# WHAT THIS TASK INVOLVES
Report the number of lines where the string "JSON" occurs, and write nothing else.

===== PROVIDED RECORDS

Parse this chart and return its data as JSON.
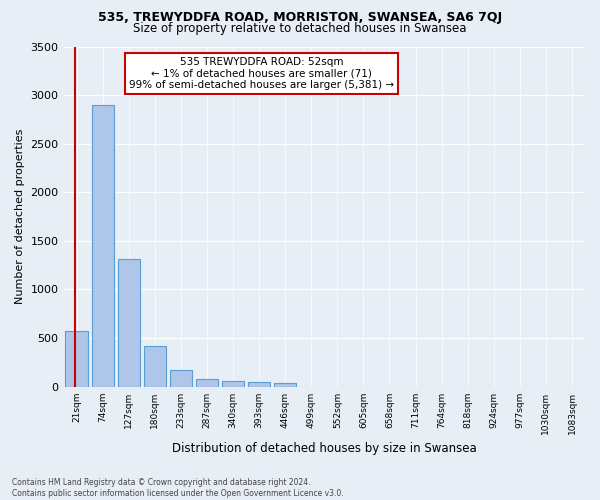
{
  "title1": "535, TREWYDDFA ROAD, MORRISTON, SWANSEA, SA6 7QJ",
  "title2": "Size of property relative to detached houses in Swansea",
  "xlabel": "Distribution of detached houses by size in Swansea",
  "ylabel": "Number of detached properties",
  "footer1": "Contains HM Land Registry data © Crown copyright and database right 2024.",
  "footer2": "Contains public sector information licensed under the Open Government Licence v3.0.",
  "bar_labels": [
    "21sqm",
    "74sqm",
    "127sqm",
    "180sqm",
    "233sqm",
    "287sqm",
    "340sqm",
    "393sqm",
    "446sqm",
    "499sqm",
    "552sqm",
    "605sqm",
    "658sqm",
    "711sqm",
    "764sqm",
    "818sqm",
    "924sqm",
    "977sqm",
    "1030sqm",
    "1083sqm"
  ],
  "bar_values": [
    570,
    2900,
    1310,
    415,
    175,
    80,
    55,
    45,
    35,
    0,
    0,
    0,
    0,
    0,
    0,
    0,
    0,
    0,
    0,
    0
  ],
  "bar_color": "#aec6e8",
  "bar_edge_color": "#5a9fd4",
  "property_line_color": "#cc0000",
  "property_line_x": -0.05,
  "annotation_title": "535 TREWYDDFA ROAD: 52sqm",
  "annotation_line1": "← 1% of detached houses are smaller (71)",
  "annotation_line2": "99% of semi-detached houses are larger (5,381) →",
  "annotation_box_facecolor": "#ffffff",
  "annotation_box_edgecolor": "#cc0000",
  "ylim": [
    0,
    3500
  ],
  "yticks": [
    0,
    500,
    1000,
    1500,
    2000,
    2500,
    3000,
    3500
  ],
  "background_color": "#e8eef5",
  "grid_color": "#ffffff"
}
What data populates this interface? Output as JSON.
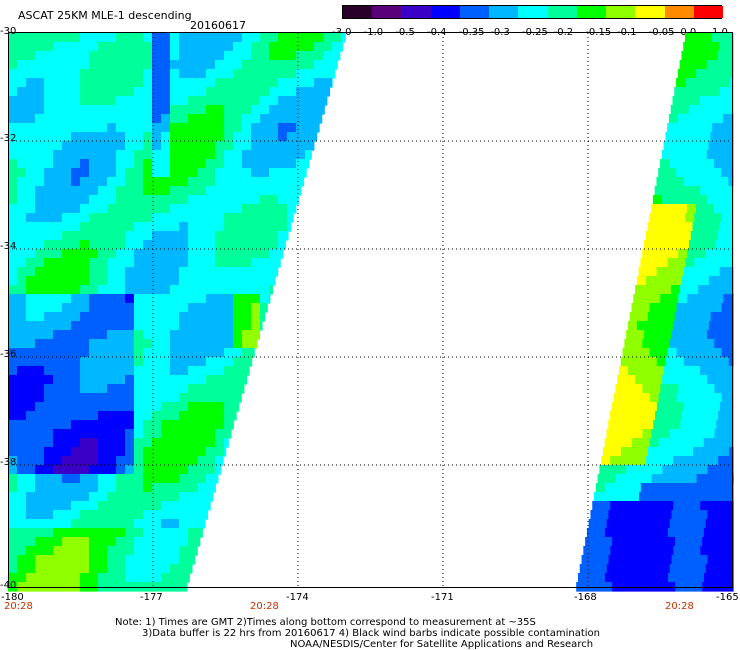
{
  "title": "ASCAT 25KM MLE-1 descending",
  "date": "20160617",
  "y_axis": {
    "labels": [
      "-30",
      "-32",
      "-34",
      "-36",
      "-38",
      "-40"
    ]
  },
  "x_axis": {
    "labels": [
      "-180",
      "-177",
      "-174",
      "-171",
      "-168",
      "-165"
    ]
  },
  "time_labels": [
    "20:28",
    "20:28",
    "20:28"
  ],
  "colorbar": {
    "labels": [
      "-3.0",
      "-1.0",
      "-0.5",
      "-0.4",
      "-0.35",
      "-0.3",
      "-0.25",
      "-0.2",
      "-0.15",
      "-0.1",
      "-0.05",
      "0.0",
      "1.0"
    ],
    "colors": [
      "#2a002a",
      "#5a007a",
      "#3b00c8",
      "#0000ff",
      "#0060ff",
      "#00b8ff",
      "#00ffff",
      "#00ff9a",
      "#00ff00",
      "#90ff00",
      "#ffff00",
      "#ff8a00",
      "#ff0000"
    ]
  },
  "notes": {
    "line1": "Note: 1) Times are GMT 2)Times along bottom correspond to measurement at ~35S",
    "line2": "3)Data buffer is 22 hrs from 20160617 4) Black wind barbs indicate possible contamination",
    "line3": "NOAA/NESDIS/Center for Satellite Applications and Research"
  }
}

==========

# SOLUTION TO THE PROBLEM
2